» INPUT ROWS
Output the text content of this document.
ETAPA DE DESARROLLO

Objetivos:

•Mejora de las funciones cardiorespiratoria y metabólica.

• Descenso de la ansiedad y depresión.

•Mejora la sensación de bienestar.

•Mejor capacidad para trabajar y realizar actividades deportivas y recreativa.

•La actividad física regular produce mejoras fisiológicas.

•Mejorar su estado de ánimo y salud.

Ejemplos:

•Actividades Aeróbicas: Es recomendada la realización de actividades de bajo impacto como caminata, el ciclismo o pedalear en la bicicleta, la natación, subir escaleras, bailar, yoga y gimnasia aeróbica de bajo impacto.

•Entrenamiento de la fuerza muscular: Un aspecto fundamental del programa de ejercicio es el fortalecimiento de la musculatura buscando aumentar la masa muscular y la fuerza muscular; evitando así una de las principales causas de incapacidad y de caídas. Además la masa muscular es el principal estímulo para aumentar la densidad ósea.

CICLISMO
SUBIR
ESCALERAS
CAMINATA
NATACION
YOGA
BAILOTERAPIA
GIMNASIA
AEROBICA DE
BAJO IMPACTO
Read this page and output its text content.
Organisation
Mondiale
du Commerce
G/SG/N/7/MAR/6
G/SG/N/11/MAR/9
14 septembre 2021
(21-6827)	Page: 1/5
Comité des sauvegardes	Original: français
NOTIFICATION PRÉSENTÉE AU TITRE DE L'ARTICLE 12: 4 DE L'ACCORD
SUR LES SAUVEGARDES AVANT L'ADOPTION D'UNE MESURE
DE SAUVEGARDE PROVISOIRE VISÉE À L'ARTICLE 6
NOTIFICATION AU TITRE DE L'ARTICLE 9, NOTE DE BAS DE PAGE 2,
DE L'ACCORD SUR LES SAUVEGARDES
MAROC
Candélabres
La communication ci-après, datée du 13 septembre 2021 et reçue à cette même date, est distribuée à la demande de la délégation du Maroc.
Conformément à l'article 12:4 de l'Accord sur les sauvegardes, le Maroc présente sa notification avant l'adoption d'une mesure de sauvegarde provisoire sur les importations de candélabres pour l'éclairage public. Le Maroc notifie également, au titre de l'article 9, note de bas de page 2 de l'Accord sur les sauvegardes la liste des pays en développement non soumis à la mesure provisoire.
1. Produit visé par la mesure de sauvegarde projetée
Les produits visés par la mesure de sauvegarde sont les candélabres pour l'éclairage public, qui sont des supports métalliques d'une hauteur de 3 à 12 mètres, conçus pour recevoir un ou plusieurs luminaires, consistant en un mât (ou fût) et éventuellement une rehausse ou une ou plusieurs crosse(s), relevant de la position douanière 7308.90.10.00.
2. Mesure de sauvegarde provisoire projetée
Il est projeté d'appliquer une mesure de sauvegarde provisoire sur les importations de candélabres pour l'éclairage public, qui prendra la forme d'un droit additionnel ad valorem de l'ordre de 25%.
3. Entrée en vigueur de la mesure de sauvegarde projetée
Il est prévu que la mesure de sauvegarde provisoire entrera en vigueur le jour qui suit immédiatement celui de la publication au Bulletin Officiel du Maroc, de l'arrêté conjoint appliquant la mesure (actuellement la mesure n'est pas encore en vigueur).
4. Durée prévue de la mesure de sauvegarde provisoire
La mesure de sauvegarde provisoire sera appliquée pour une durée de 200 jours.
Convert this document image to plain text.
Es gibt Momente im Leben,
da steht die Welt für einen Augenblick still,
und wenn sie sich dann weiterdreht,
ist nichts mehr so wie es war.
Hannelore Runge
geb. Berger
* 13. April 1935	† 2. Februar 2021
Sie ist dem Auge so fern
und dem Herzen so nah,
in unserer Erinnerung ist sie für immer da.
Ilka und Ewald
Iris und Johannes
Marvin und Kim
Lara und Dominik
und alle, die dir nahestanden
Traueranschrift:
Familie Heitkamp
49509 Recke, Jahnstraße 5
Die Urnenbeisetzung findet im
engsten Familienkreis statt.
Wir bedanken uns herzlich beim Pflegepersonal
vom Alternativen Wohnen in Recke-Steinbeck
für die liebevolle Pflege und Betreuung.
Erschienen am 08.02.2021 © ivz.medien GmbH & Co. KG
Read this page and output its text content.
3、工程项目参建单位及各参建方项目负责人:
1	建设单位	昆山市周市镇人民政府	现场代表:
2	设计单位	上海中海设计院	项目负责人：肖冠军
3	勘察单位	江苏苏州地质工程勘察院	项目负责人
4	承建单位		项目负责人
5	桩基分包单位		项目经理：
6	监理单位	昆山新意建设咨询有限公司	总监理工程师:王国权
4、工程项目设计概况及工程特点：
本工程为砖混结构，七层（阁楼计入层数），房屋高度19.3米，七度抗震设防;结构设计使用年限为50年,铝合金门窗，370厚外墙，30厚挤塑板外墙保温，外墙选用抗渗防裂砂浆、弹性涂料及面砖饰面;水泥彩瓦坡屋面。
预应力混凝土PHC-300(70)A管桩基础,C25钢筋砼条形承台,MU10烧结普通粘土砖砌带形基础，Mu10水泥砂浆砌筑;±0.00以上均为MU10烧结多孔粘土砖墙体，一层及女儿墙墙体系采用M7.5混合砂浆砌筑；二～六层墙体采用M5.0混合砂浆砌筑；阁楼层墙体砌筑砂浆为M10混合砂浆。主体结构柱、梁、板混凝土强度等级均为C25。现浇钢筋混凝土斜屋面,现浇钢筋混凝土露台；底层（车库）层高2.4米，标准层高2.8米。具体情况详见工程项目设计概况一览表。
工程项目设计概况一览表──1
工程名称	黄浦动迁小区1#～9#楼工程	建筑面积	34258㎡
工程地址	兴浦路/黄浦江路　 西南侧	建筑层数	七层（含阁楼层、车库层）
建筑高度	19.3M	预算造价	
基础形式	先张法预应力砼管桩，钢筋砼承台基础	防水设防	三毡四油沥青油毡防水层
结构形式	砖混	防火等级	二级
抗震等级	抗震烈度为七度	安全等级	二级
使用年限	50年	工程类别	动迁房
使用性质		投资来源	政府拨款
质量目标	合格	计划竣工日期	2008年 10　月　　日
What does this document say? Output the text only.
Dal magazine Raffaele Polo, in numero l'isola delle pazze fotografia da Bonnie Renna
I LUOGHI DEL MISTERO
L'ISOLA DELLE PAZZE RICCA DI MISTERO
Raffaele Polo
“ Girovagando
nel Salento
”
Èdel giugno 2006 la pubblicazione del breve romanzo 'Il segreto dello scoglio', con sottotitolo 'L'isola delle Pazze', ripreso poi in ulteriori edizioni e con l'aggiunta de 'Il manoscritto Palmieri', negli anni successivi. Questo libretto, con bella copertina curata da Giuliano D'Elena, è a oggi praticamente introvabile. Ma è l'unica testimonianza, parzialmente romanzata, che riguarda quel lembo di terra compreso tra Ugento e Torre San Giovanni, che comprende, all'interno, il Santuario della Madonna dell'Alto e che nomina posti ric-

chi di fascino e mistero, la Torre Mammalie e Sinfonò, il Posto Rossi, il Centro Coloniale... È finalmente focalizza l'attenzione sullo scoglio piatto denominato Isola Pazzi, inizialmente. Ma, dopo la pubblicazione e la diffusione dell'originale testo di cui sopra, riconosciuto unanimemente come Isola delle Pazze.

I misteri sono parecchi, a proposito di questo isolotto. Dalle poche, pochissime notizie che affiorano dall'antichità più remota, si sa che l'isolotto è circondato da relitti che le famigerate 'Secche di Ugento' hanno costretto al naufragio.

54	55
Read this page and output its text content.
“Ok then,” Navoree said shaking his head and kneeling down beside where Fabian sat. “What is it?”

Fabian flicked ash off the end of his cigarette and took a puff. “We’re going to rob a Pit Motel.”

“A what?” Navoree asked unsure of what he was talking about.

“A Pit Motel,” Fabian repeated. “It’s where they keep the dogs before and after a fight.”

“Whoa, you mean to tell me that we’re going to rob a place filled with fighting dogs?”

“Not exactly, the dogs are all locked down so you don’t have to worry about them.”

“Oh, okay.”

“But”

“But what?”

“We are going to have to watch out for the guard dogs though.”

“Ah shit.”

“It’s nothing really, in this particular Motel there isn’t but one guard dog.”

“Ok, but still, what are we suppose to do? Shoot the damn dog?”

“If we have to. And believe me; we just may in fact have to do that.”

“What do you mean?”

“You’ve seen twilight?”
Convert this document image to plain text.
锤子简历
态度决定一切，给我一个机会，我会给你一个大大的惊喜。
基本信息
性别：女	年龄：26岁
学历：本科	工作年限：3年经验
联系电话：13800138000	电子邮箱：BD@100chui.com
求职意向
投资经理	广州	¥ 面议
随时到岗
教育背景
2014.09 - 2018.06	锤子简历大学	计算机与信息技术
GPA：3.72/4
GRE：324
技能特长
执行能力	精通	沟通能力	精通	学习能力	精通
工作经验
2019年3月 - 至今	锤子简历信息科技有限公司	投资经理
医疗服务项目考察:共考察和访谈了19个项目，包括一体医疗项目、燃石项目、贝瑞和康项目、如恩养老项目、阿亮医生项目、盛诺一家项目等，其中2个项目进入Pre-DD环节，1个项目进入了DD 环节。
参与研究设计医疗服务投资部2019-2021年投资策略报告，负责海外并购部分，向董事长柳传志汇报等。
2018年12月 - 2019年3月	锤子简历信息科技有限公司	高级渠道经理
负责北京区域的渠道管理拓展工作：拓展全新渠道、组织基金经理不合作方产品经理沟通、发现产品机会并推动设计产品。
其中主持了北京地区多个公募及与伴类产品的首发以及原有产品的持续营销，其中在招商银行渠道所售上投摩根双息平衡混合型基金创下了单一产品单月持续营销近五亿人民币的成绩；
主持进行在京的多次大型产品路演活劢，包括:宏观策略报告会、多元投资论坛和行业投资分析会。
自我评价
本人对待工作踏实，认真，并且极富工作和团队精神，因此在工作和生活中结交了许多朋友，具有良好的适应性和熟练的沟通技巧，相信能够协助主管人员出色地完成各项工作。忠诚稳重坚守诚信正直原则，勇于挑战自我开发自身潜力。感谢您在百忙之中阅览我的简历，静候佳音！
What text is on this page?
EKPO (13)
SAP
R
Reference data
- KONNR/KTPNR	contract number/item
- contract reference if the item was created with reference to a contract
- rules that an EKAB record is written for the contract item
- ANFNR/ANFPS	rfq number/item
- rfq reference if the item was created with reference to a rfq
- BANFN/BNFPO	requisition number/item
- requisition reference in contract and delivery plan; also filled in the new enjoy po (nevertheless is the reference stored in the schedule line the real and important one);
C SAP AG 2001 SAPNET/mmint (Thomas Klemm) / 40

» WRITTEN TASK
What needs duplicating is the run of lines from the one containing "What text is on this page?" through the last line of the entries above, exact and complete.

» OUTPUT FOR THIS EXERCISE
What text is on this page?
EKPO (13)
SAP
R
Reference data
- KONNR/KTPNR	contract number/item
- contract reference if the item was created with reference to a contract
- rules that an EKAB record is written for the contract item
- ANFNR/ANFPS	rfq number/item
- rfq reference if the item was created with reference to a rfq
- BANFN/BNFPO	requisition number/item
- requisition reference in contract and delivery plan; also filled in the new enjoy po (nevertheless is the reference stored in the schedule line the real and important one);
C SAP AG 2001 SAPNET/mmint (Thomas Klemm) / 40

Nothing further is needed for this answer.